• [DESCRIPTION OF THE TASK]: Assemble all lines in which the string "JSON" appears.

Items from a dataset:
------------------------

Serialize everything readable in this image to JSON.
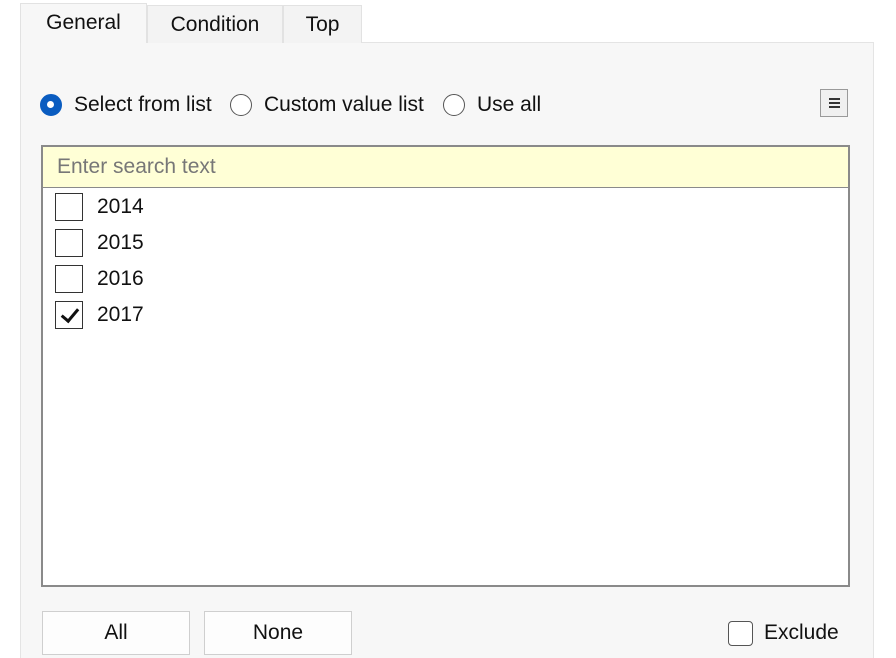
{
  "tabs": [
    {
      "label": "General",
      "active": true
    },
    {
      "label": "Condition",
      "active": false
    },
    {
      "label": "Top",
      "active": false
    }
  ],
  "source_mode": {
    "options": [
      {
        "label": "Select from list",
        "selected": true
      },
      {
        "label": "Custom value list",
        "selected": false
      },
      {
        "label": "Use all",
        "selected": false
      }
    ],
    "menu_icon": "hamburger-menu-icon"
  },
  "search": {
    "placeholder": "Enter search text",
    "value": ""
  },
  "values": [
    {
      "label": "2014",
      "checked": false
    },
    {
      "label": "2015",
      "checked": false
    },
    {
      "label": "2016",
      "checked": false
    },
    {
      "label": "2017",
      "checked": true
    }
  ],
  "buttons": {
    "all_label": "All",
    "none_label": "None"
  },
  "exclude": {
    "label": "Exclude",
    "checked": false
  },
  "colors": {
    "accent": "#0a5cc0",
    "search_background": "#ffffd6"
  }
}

------------------------

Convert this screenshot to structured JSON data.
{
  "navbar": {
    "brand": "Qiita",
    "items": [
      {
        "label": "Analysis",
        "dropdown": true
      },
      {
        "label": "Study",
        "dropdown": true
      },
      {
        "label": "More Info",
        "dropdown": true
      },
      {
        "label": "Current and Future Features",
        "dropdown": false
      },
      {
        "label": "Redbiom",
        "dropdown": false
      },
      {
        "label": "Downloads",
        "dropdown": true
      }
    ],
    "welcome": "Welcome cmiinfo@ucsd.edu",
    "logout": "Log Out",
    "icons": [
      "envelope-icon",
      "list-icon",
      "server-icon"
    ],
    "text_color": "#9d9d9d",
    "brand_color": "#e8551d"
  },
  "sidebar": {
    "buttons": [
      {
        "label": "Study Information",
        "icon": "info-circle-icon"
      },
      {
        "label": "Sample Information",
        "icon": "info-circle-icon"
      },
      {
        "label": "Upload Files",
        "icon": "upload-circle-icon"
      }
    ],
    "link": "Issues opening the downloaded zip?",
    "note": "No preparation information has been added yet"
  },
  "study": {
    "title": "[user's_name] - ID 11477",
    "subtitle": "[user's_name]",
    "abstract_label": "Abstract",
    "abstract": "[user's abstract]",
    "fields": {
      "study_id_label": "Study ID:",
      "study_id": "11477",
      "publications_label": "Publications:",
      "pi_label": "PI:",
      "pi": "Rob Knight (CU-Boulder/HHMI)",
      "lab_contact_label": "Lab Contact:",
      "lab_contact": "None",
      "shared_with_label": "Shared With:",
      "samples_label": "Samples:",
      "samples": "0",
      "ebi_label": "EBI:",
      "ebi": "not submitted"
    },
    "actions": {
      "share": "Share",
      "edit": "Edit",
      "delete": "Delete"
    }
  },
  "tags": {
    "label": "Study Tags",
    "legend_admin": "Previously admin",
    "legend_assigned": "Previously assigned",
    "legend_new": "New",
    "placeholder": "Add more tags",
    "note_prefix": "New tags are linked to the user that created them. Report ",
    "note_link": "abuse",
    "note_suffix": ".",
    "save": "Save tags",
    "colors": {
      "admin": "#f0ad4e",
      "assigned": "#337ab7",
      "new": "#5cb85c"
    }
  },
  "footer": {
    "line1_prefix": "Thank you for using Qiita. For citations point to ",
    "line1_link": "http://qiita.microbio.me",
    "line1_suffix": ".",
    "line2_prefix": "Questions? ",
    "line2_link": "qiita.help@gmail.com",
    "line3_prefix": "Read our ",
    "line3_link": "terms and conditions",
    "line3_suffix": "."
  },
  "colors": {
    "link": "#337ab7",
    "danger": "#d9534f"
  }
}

------------------------

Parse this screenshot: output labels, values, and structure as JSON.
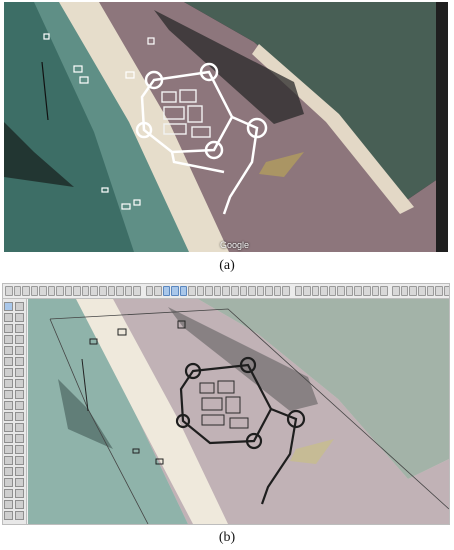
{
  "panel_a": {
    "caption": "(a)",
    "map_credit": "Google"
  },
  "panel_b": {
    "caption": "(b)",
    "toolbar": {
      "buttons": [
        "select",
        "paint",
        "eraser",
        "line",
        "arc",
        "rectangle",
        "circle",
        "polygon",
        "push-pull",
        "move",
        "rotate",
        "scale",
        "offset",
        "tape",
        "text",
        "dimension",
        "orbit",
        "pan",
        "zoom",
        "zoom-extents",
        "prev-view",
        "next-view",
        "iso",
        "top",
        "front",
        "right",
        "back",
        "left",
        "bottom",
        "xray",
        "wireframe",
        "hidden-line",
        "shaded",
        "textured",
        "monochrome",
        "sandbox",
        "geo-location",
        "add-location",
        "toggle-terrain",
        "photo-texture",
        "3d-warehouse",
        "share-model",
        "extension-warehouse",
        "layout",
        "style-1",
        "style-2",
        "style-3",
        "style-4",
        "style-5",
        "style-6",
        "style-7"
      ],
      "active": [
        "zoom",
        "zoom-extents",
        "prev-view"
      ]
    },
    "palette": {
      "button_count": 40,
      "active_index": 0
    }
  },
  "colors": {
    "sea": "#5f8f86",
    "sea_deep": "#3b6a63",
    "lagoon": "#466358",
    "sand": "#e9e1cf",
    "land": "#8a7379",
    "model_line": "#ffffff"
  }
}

------------------------

• [FINAL RESULT]:
Serialize everything readable in this image to JSON.
Convert this screenshot to structured JSON data.
Parse this screenshot: output labels, values, and structure as JSON.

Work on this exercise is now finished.